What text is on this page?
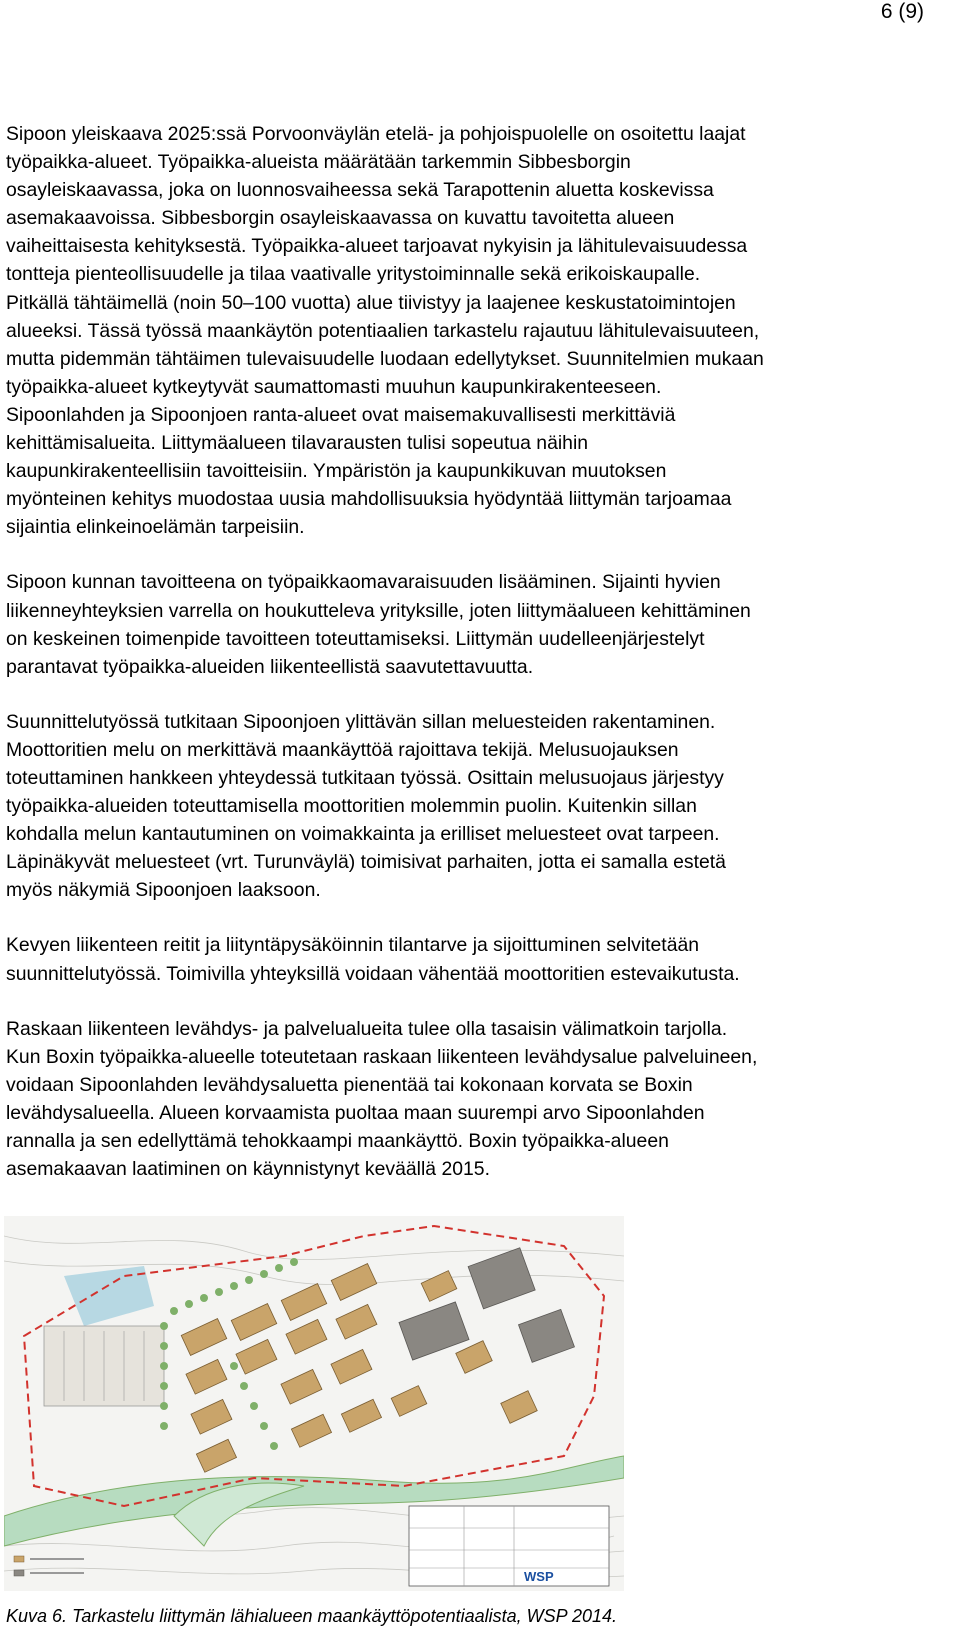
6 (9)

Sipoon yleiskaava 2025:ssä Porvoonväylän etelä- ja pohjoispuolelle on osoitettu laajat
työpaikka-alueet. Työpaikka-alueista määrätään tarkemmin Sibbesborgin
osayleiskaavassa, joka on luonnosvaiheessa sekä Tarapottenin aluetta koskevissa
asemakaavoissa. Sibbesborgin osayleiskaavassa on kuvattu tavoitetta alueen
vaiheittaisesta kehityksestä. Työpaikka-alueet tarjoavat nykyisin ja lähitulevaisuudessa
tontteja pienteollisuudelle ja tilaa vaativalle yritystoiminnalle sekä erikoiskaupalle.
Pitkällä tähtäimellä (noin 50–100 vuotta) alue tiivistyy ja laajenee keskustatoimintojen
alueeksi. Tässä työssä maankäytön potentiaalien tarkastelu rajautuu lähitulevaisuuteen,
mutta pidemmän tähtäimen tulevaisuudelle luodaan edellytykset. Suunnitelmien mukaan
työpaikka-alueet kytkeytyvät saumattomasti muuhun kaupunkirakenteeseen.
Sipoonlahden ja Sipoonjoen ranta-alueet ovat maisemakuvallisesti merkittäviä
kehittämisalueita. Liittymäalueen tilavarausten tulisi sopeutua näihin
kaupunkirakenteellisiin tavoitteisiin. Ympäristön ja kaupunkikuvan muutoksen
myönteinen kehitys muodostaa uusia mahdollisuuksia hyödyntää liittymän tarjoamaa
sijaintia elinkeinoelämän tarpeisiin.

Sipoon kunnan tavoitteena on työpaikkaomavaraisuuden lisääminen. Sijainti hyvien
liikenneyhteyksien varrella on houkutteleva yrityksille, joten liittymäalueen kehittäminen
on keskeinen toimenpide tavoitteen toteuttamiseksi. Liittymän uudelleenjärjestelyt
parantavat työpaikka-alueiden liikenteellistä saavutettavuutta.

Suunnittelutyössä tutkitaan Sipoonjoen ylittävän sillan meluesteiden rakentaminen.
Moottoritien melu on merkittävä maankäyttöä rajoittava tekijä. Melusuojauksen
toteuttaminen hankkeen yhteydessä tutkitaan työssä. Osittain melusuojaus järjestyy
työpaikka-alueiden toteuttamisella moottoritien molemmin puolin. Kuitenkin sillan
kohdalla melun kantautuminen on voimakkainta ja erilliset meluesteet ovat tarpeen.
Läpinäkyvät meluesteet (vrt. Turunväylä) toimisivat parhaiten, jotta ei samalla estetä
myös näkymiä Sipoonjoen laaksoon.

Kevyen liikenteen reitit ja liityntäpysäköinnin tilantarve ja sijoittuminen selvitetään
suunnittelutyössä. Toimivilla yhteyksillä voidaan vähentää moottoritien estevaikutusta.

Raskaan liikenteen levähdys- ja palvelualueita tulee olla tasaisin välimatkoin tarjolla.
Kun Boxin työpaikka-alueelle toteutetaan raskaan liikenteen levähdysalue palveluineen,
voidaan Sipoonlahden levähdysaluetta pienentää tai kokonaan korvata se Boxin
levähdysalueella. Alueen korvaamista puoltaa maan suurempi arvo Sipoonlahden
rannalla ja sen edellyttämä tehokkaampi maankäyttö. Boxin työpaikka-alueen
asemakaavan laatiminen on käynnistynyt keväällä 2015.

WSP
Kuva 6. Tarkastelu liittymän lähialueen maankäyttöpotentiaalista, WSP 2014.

* * * * *

**Challenge**
From the listing above, collect each line in which the string "osayleiskaavassa" appears.

**Answer in full**
osayleiskaavassa, joka on luonnosvaiheessa sekä Tarapottenin aluetta koskevissa
asemakaavoissa. Sibbesborgin osayleiskaavassa on kuvattu tavoitetta alueen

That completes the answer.